#### Tasks:
- a) Determine whether each of the following statements agrees with the article below on choosing a 3PL partner, answering yes or no and quoting the words of the article that decide it. (i) Amy Allen is director of business development and marketing for Vantix. (ii) Moran says it is common to find a 3PL provider that offers price, service, and quality together. (iii) According to Moran, companies moving fish products care more about price than about service and quality.
- b) Extend the article on choosing a 3PL partner below, beginning immediately after its final sentence.

#### Text segment:
10 Steps to Finding the Perfect Partner

Avoid the pitfalls of finding just the right 3PL to meet your unique requirements by heeding the 'do's and don’ts’ experts suggest.


Moran at Sataria adds that a 3PL should be able to have the proper resolution tools in place to be able to manage exceptions quickly and successfully. “If a food shipper wants to change a delivery from today to next week, the 3PL should be able to facilitate that.”

5. Find a partner who can meet compliance, safety, and cargo security requirements.If a logistics provider can meet the needs of a diverse base of customers—each with its own challenges and industry requirements—the chances of a successful partnership are greatly increased, explains Russo. “Ask about certifications that are aligned with your supply chain and industry-mandated protocols.”

6. Don’t choose a 3PL based solely on cost. Companies are looking for that triad of price, service (speed) and quality, reports Moran. “Generally in the 3PL environment, it is rare to find a provider that can provide all three.”

But he cautions against choosing the lowest-cost provider. “Shopping for cost primarily will not always get you speed or quality,” he says. “People have to include in the equation what their products can tolerate relative to cost. For example, when companies are moving fish products, they are concerned more with service and quality—and less concerned about price. But if you are moving a commodity like frozen bakery products, the product inherently does not tolerate high cost. So you try to get the best service and quality as possible at the lowest price.”

Moran adds that if companies don’t have a lot of flexibility with their transportation expense, they will likely have to plan out further and position inventory in strategic locations.

Companies should be wary of allowing cost to be the ultimate driver in their evaluation and their final decision in choosing a 3PL, notes Amy Allen, director of business development and marketing for Vantix. “Too many times when cost is the greatest determining factor, the customer loses perspective regarding how their supply chain and transportation model supports and keeps intact their entire business model,” she says. “Doing so means they wind up disregarding the service level within their supply chain, which negatively impacts their customers.”

7. Remember to communicate, communicate, communicate. Partners must keep the lines of communication open at all times, advises Bostick at Vantix. “For instance, one of the major considerations in a successful partnership is KPI development and tracking. Our responsibility is to inform the KPIs to our customers through periodic collaborative reviews. If a 3PL does not create those communication opportunities that focus on what long-term contributions it is providing to its customers, the 3PL can find itself managing by exception.”

#### Recorded information:
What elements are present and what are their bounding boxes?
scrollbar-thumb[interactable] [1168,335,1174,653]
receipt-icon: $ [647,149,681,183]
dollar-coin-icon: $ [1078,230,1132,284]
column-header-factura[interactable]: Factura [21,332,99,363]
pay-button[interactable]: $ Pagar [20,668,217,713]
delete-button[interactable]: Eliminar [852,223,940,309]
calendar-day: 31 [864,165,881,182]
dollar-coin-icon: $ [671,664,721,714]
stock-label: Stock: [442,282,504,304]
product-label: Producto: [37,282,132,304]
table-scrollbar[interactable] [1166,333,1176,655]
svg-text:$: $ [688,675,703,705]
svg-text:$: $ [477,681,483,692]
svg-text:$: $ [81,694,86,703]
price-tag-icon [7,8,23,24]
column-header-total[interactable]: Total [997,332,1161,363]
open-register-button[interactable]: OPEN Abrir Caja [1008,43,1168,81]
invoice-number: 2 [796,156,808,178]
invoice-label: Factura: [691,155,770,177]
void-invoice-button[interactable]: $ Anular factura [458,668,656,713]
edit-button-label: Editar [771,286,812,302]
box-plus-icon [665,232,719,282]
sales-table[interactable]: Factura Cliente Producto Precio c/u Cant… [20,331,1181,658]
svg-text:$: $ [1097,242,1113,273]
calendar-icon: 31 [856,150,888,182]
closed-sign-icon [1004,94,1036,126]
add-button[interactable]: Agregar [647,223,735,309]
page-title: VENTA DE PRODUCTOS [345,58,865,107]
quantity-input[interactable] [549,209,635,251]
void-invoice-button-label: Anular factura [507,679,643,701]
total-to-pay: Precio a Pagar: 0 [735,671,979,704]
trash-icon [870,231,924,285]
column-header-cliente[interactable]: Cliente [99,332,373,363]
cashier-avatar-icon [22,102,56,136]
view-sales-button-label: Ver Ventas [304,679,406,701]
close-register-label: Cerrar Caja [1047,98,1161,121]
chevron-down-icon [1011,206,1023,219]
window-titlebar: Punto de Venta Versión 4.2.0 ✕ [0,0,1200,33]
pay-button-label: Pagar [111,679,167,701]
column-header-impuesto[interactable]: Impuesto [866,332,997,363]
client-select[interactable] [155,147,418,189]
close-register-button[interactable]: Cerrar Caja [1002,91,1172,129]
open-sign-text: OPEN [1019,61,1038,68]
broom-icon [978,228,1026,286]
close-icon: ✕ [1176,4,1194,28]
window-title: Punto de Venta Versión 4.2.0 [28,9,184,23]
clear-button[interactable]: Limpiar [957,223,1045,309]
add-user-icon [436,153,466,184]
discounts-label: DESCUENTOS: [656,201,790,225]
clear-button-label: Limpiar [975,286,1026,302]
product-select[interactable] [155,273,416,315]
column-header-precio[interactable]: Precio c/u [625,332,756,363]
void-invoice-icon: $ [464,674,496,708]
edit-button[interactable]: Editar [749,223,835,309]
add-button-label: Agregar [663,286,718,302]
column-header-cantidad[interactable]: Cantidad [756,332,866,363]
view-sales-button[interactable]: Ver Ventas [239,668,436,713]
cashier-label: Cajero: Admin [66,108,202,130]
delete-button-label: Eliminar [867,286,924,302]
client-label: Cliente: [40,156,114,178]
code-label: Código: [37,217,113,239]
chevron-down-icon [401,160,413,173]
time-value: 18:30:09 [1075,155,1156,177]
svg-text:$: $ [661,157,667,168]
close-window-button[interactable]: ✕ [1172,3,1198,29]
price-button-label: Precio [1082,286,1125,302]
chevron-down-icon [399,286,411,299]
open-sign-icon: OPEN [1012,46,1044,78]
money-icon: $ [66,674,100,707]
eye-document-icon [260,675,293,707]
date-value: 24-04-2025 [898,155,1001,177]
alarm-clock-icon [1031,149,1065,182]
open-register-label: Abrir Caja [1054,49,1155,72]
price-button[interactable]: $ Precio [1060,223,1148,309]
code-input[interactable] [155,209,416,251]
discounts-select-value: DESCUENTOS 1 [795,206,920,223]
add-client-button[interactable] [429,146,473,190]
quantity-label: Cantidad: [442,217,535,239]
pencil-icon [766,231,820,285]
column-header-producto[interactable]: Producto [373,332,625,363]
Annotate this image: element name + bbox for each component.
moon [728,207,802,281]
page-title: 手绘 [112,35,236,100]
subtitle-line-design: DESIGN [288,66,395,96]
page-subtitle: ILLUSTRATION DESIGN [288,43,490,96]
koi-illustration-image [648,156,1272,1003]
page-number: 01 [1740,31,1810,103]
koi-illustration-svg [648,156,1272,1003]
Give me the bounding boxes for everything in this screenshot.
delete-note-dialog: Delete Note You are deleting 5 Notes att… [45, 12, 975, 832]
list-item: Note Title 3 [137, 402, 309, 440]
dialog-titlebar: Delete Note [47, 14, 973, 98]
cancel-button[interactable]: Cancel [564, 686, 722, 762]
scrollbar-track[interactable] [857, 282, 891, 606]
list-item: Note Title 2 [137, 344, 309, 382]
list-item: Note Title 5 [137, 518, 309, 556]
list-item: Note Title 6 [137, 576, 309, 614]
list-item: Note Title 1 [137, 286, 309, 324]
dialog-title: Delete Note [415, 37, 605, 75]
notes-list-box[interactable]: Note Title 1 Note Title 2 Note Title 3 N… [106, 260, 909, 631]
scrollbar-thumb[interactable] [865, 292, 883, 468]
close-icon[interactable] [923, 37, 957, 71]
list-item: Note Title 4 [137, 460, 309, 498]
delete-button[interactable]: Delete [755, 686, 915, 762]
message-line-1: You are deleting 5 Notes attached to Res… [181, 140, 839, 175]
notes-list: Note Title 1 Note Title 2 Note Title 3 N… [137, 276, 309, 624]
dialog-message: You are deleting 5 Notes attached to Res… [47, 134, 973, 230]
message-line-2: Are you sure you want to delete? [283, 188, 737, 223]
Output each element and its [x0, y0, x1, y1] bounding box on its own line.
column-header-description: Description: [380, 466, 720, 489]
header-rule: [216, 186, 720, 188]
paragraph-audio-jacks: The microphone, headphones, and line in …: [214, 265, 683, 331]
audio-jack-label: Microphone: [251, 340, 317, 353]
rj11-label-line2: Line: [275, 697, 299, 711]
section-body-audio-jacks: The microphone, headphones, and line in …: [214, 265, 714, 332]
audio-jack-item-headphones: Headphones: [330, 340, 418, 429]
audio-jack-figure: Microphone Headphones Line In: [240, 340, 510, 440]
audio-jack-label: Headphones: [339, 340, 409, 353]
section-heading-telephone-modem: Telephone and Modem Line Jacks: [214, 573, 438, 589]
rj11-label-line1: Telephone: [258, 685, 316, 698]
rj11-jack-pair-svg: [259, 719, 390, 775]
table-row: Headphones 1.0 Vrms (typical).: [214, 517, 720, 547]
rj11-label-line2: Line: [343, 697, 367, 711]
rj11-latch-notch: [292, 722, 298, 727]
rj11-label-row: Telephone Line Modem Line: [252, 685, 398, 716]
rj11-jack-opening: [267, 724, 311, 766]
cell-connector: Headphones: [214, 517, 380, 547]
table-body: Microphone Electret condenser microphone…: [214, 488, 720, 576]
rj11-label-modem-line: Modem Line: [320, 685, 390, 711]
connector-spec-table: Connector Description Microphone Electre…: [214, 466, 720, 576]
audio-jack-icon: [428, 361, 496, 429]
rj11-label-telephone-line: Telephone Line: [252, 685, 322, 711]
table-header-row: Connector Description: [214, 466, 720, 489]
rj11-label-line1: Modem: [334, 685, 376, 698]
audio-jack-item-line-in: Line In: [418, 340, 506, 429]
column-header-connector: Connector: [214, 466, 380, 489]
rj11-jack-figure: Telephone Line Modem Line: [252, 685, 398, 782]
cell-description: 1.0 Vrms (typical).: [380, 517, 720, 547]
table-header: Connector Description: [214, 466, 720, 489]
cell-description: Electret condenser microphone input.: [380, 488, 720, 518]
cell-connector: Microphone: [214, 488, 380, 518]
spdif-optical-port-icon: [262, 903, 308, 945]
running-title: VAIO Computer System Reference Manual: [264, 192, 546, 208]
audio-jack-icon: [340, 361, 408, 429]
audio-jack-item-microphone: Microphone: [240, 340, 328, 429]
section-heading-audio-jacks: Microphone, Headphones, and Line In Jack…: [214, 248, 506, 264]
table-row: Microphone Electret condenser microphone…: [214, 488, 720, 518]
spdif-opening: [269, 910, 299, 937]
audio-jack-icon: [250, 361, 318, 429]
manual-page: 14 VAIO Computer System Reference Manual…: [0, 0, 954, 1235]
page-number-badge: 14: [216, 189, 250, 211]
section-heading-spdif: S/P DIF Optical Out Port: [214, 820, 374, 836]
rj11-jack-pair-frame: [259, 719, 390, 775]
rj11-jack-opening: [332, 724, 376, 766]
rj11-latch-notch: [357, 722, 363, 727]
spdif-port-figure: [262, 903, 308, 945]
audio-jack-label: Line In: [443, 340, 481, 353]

#### Responses by task:
- a)
(i) Yes: "Amy Allen, director of business development and marketing for Vantix"
(ii) No: "it is rare to find a provider that can provide all three."
(iii) No: "they are concerned more with service and quality—and less concerned about price."

- b)
Allen adds that well-developed partnerships have the potential to erode over time if each partner becomes comfortable with how the operation is running. This could result in no communication simply because there are no major issues at hand. “But once a major event happens—such as a missed load—then that one situation can erode the good relationship that has been developing over the course of several years,” she cautions. “So part of the focus of the 3PL is to try to keep these kinds of situations from developing. But the responsibility of communicating is two-fold, as we want our customers to communicate to us any changes in their operation so we can handle those changes effectively and efficiently to assure they don’t interrupt our customers’ supply chains.”

Russo at Port Jersey notes that back-and-forth communication is vital in maintaining a healthy partnership. “Our role as a 3PL is to be proactive to the extent that if we are witnessing any changes happening that are out of the range of the norm for a customer, we must contact that customer to see if these changes will be short-term or long-term. It is critical for us to be proactive and stay in contact with our customers in situations like these.”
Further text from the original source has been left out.